**Task material**
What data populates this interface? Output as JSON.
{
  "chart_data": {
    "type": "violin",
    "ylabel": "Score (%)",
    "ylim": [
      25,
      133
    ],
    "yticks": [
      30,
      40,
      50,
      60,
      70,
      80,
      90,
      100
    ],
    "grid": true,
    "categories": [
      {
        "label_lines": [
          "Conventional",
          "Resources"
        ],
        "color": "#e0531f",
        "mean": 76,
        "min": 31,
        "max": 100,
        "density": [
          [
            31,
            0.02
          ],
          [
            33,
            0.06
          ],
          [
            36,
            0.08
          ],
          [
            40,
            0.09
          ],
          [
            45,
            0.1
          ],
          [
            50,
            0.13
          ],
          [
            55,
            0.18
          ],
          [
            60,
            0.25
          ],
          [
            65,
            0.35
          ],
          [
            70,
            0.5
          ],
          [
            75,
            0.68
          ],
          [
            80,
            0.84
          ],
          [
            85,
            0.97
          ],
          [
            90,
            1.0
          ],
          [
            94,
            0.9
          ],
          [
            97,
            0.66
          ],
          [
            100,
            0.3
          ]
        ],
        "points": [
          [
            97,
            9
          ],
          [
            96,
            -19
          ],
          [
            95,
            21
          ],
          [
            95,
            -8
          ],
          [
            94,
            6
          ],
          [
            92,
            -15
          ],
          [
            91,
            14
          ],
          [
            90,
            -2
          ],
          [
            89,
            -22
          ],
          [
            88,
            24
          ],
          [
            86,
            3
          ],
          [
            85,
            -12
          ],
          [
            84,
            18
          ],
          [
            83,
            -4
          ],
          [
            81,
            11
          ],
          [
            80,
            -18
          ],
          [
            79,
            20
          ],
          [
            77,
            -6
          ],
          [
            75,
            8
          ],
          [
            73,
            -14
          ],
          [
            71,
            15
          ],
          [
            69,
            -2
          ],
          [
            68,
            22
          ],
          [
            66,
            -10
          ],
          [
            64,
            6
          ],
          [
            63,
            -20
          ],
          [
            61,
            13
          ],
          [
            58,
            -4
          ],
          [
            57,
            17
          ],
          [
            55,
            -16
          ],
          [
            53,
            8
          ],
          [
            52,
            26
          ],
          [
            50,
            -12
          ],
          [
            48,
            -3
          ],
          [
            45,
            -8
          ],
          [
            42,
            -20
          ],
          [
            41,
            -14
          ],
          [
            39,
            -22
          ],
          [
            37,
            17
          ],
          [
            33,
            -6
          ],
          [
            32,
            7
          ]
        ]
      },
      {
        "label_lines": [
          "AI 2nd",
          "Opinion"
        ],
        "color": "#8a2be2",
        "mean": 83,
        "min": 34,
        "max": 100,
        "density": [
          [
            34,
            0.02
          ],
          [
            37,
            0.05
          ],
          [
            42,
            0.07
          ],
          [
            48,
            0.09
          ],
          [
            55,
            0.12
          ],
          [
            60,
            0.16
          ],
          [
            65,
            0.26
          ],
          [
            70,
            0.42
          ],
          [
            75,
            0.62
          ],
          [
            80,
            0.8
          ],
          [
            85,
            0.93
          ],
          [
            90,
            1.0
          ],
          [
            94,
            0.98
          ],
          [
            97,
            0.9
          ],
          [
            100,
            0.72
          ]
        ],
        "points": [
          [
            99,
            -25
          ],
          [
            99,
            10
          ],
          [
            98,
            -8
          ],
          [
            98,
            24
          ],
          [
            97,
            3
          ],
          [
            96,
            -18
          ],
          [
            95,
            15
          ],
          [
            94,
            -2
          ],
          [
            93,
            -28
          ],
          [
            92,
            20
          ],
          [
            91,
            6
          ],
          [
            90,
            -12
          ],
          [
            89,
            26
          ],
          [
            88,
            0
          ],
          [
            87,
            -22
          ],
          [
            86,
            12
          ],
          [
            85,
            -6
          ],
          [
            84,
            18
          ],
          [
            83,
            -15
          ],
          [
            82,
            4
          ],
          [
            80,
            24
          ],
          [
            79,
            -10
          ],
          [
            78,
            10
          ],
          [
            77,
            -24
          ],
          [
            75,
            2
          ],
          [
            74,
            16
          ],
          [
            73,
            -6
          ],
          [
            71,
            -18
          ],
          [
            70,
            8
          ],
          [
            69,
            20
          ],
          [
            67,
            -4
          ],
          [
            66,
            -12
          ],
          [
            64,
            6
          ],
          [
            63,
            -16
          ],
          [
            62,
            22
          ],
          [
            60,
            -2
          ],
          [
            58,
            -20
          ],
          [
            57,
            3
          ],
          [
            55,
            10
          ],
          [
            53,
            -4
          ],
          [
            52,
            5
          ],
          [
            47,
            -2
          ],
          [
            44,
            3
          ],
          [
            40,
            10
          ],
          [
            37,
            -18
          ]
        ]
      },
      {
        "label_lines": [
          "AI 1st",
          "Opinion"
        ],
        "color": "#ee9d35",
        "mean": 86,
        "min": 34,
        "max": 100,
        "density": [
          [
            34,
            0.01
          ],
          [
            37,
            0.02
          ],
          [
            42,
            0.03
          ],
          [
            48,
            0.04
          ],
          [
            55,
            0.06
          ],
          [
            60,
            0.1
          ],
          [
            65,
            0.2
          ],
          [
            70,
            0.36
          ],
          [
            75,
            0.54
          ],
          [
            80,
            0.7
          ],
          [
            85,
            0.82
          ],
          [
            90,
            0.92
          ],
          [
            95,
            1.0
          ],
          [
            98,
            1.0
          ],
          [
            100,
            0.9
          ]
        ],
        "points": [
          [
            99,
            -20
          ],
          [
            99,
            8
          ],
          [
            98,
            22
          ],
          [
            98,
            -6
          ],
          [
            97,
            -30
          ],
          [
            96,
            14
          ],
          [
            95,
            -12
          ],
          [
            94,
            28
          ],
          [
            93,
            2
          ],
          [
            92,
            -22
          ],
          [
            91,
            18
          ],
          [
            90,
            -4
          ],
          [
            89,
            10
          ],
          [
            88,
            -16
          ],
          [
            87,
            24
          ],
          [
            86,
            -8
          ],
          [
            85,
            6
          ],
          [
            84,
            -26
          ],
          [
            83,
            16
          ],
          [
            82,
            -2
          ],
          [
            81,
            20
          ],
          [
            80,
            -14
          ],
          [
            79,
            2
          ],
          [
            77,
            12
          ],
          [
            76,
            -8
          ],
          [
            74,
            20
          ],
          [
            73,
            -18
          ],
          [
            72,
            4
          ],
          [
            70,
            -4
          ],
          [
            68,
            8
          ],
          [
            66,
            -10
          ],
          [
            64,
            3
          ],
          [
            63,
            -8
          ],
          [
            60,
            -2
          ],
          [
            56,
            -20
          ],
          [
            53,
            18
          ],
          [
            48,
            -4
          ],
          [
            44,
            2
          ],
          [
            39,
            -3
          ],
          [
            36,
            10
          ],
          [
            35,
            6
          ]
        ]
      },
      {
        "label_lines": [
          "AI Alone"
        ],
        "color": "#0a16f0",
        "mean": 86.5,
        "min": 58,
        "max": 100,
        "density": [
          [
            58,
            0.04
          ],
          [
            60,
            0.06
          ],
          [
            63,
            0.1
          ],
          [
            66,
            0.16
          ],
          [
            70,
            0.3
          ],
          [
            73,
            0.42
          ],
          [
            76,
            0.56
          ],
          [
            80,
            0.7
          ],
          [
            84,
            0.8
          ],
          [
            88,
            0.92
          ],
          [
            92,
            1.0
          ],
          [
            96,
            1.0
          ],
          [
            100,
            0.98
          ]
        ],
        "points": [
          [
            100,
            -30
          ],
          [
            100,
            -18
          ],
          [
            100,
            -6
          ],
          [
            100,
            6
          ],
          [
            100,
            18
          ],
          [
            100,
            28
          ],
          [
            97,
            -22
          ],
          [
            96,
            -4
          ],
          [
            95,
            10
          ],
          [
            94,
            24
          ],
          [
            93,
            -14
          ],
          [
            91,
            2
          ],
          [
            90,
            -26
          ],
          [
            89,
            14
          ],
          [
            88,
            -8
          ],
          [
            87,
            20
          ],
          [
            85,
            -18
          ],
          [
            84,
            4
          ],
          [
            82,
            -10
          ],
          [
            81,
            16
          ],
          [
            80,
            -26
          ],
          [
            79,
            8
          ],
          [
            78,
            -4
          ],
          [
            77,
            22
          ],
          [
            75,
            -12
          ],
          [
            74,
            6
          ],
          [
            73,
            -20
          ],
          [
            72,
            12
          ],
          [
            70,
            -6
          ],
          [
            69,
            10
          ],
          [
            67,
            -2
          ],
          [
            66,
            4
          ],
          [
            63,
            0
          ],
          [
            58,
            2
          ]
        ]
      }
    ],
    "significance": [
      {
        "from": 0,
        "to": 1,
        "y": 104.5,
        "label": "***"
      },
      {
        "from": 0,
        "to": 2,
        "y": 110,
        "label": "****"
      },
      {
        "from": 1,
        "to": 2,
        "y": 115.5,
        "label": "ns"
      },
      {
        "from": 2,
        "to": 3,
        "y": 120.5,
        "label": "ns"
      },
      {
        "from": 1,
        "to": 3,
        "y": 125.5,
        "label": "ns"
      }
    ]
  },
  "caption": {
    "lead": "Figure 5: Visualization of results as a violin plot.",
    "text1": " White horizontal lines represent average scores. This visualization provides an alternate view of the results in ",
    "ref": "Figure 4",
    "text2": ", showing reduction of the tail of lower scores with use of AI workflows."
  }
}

**Requirement**
Count the lines above in which the word "color" appears, then state only that count.

**Response to this task**
4